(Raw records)

<<<<

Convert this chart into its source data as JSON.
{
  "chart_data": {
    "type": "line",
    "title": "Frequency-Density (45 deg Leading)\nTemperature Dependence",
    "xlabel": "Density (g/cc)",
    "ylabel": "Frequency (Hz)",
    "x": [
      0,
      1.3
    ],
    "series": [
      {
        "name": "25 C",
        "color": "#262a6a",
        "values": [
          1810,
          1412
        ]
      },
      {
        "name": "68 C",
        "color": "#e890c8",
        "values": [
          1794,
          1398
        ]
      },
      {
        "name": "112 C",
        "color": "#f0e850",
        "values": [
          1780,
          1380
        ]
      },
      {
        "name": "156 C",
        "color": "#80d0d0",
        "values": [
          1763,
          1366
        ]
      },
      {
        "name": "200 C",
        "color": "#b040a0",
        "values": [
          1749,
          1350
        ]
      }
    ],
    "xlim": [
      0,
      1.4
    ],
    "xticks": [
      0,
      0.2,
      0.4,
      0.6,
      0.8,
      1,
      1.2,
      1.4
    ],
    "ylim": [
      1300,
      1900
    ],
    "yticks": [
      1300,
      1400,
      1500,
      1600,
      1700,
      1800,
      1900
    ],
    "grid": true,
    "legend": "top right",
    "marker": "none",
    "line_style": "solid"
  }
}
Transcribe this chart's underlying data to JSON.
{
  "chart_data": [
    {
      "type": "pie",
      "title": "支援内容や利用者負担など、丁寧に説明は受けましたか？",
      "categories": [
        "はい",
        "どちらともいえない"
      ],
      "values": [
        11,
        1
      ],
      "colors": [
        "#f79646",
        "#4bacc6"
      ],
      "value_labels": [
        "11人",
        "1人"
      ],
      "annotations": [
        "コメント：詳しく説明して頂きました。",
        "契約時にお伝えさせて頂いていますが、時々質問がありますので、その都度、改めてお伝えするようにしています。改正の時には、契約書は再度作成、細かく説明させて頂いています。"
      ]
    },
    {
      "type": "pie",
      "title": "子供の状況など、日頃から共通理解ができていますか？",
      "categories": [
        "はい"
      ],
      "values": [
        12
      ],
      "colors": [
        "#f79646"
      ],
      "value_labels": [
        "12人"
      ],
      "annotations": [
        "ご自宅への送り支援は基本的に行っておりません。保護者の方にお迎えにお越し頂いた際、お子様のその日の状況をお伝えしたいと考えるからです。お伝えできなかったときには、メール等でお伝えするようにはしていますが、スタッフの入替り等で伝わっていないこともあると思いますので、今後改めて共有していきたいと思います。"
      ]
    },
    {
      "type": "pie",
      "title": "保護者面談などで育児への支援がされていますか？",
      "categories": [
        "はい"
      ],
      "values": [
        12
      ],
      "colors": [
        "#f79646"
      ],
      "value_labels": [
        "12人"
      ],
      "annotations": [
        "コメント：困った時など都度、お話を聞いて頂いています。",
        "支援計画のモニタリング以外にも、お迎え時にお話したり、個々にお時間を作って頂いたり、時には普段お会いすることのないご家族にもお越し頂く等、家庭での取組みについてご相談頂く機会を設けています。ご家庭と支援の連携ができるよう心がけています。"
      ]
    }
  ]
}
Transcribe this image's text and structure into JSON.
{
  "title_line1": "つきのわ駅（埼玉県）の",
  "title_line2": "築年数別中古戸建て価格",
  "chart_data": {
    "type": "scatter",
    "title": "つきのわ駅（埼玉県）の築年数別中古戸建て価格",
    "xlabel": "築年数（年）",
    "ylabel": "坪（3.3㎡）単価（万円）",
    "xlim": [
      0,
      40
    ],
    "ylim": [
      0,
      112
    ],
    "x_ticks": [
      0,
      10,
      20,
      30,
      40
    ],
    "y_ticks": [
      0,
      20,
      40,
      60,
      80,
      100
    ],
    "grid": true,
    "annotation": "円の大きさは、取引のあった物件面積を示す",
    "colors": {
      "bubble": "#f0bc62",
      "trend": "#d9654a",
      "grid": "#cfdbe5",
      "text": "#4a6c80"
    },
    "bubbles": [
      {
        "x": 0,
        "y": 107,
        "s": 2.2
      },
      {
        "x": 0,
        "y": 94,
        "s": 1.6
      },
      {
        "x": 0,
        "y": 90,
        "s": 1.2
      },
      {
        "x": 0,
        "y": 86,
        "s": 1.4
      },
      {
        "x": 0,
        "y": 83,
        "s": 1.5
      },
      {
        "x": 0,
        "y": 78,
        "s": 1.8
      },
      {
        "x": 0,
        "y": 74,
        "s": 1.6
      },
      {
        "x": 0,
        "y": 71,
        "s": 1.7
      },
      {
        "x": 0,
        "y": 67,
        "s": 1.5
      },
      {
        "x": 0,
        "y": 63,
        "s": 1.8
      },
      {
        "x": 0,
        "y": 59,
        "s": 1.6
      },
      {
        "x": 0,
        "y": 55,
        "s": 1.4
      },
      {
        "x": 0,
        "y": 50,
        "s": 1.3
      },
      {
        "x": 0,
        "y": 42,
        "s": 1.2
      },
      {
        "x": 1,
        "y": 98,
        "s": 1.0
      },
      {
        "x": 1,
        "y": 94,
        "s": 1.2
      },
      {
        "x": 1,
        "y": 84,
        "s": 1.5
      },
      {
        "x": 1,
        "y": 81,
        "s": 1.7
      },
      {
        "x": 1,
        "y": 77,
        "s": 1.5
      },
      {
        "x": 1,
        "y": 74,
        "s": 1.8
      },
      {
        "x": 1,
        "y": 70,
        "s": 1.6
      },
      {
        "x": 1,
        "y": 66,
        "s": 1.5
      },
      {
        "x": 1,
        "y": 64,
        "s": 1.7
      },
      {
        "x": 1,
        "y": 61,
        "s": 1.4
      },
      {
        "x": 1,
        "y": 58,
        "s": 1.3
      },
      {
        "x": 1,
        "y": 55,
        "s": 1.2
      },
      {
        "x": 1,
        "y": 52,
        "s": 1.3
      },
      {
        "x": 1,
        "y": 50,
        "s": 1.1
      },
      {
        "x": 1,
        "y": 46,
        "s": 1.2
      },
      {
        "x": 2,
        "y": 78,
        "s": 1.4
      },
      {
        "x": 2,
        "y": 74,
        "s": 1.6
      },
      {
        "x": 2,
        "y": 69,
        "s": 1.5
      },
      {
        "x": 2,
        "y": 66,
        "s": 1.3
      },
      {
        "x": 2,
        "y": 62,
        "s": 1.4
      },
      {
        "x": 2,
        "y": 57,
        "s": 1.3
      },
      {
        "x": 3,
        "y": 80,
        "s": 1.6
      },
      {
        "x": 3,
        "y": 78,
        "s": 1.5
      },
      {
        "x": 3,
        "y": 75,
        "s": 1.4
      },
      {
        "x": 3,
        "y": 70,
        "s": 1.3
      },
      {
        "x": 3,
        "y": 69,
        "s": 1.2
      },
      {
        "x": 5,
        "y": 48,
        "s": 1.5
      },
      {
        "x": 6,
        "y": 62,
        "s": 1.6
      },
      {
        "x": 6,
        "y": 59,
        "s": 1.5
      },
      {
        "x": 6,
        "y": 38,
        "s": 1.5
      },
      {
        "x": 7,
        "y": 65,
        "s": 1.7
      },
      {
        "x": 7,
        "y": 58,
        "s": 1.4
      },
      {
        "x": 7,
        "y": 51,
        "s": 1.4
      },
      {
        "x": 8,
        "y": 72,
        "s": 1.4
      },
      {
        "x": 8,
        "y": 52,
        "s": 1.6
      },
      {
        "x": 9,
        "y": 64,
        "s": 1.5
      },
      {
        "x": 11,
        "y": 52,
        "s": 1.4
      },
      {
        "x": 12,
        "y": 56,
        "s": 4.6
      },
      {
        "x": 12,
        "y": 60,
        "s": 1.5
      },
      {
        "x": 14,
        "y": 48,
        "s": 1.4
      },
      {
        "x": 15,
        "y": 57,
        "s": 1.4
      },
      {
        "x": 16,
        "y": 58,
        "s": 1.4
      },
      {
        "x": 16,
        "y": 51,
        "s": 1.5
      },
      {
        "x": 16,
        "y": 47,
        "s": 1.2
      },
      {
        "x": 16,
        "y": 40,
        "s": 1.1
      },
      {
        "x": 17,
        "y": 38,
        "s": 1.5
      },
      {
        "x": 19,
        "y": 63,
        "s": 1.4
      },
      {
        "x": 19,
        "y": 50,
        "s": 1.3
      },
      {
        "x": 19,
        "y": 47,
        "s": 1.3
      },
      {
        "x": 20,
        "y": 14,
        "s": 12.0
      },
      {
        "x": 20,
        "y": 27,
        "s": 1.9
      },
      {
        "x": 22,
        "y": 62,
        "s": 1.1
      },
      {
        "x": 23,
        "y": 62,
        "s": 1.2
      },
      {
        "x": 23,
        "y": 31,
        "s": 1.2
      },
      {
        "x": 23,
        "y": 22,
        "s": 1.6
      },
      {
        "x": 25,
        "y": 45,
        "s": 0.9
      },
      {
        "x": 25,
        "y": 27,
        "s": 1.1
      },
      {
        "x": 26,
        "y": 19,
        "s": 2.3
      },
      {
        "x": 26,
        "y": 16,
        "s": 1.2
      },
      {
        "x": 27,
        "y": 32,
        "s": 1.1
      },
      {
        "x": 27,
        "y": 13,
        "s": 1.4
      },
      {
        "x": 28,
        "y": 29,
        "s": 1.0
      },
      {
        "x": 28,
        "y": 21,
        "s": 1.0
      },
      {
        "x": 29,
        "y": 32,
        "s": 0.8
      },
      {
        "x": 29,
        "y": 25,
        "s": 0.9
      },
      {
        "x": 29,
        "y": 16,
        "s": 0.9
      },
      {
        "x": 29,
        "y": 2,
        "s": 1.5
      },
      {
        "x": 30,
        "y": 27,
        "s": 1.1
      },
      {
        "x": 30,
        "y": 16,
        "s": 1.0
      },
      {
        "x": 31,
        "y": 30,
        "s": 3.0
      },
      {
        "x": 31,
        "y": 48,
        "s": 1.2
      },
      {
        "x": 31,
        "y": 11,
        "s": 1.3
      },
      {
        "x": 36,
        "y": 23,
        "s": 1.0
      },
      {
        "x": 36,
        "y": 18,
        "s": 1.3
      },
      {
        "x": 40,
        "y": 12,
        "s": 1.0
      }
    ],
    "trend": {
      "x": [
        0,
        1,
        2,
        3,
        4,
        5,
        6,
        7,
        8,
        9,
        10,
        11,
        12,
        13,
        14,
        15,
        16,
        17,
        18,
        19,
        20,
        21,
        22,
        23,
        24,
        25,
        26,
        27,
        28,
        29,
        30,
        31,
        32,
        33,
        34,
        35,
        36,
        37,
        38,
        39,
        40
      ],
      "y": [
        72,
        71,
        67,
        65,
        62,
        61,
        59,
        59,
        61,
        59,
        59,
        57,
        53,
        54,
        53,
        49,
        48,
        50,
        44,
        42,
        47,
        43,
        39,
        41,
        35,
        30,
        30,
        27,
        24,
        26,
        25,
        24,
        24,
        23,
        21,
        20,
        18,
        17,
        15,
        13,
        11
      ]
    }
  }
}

>>>>

WORK TO BE COMPLETED. Copy all lines from the listing that contain "コメント".

ANSWER TO THE EXERCISE.
        "コメント：詳しく説明して頂きました。",
        "コメント：困った時など都度、お話を聞いて頂いています。",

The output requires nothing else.